▶ BRIEF: Output the data below in full, byte for byte. Nothing may differ.

[Dataset items]
+===+
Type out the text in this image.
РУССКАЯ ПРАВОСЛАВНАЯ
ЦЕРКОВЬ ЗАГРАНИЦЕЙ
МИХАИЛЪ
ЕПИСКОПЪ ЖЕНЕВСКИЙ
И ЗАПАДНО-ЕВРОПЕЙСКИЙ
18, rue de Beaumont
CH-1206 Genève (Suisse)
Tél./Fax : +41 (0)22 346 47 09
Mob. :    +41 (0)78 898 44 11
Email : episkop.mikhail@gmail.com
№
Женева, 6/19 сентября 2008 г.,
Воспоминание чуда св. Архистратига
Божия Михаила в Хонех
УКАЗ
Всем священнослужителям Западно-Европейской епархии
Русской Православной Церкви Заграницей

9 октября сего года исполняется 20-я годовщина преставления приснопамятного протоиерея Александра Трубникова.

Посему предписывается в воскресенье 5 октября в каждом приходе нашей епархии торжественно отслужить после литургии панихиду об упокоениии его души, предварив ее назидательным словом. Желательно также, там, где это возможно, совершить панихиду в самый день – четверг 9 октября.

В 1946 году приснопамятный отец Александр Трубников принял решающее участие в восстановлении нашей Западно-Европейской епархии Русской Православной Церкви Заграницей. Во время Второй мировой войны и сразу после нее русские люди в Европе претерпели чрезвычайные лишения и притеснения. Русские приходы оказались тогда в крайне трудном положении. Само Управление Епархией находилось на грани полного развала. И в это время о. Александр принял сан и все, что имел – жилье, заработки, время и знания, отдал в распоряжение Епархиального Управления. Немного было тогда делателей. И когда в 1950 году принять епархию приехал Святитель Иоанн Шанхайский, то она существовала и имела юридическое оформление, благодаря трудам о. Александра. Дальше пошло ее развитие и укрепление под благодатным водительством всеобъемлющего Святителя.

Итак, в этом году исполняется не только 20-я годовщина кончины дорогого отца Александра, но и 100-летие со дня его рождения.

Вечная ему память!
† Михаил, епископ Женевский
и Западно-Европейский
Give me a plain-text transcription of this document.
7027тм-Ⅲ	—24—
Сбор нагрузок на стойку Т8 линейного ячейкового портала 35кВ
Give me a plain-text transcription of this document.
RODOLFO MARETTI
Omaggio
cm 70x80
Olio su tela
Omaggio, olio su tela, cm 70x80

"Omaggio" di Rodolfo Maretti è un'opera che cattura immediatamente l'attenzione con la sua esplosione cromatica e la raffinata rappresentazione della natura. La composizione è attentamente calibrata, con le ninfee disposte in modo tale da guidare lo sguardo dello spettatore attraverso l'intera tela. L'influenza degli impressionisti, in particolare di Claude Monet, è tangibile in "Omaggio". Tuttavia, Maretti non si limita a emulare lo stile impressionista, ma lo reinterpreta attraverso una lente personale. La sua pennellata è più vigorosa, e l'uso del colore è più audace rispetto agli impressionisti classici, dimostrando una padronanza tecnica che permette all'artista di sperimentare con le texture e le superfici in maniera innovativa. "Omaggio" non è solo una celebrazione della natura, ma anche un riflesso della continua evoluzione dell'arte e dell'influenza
+===+
▶ ANSWER FOR THIS EXERCISE:
Type out the text in this image.
РУССКАЯ ПРАВОСЛАВНАЯ
ЦЕРКОВЬ ЗАГРАНИЦЕЙ
МИХАИЛЪ
ЕПИСКОПЪ ЖЕНЕВСКИЙ
И ЗАПАДНО-ЕВРОПЕЙСКИЙ
18, rue de Beaumont
CH-1206 Genève (Suisse)
Tél./Fax : +41 (0)22 346 47 09
Mob. :    +41 (0)78 898 44 11
Email : episkop.mikhail@gmail.com
№
Женева, 6/19 сентября 2008 г.,
Воспоминание чуда св. Архистратига
Божия Михаила в Хонех
УКАЗ
Всем священнослужителям Западно-Европейской епархии
Русской Православной Церкви Заграницей

9 октября сего года исполняется 20-я годовщина преставления приснопамятного протоиерея Александра Трубникова.

Посему предписывается в воскресенье 5 октября в каждом приходе нашей епархии торжественно отслужить после литургии панихиду об упокоениии его души, предварив ее назидательным словом. Желательно также, там, где это возможно, совершить панихиду в самый день – четверг 9 октября.

В 1946 году приснопамятный отец Александр Трубников принял решающее участие в восстановлении нашей Западно-Европейской епархии Русской Православной Церкви Заграницей. Во время Второй мировой войны и сразу после нее русские люди в Европе претерпели чрезвычайные лишения и притеснения. Русские приходы оказались тогда в крайне трудном положении. Само Управление Епархией находилось на грани полного развала. И в это время о. Александр принял сан и все, что имел – жилье, заработки, время и знания, отдал в распоряжение Епархиального Управления. Немного было тогда делателей. И когда в 1950 году принять епархию приехал Святитель Иоанн Шанхайский, то она существовала и имела юридическое оформление, благодаря трудам о. Александра. Дальше пошло ее развитие и укрепление под благодатным водительством всеобъемлющего Святителя.

Итак, в этом году исполняется не только 20-я годовщина кончины дорогого отца Александра, но и 100-летие со дня его рождения.

Вечная ему память!
† Михаил, епископ Женевский
и Западно-Европейский
Give me a plain-text transcription of this document.
7027тм-Ⅲ	—24—
Сбор нагрузок на стойку Т8 линейного ячейкового портала 35кВ
Give me a plain-text transcription of this document.
RODOLFO MARETTI
Omaggio
cm 70x80
Olio su tela
Omaggio, olio su tela, cm 70x80

"Omaggio" di Rodolfo Maretti è un'opera che cattura immediatamente l'attenzione con la sua esplosione cromatica e la raffinata rappresentazione della natura. La composizione è attentamente calibrata, con le ninfee disposte in modo tale da guidare lo sguardo dello spettatore attraverso l'intera tela. L'influenza degli impressionisti, in particolare di Claude Monet, è tangibile in "Omaggio". Tuttavia, Maretti non si limita a emulare lo stile impressionista, ma lo reinterpreta attraverso una lente personale. La sua pennellata è più vigorosa, e l'uso del colore è più audace rispetto agli impressionisti classici, dimostrando una padronanza tecnica che permette all'artista di sperimentare con le texture e le superfici in maniera innovativa. "Omaggio" non è solo una celebrazione della natura, ma anche un riflesso della continua evoluzione dell'arte e dell'influenza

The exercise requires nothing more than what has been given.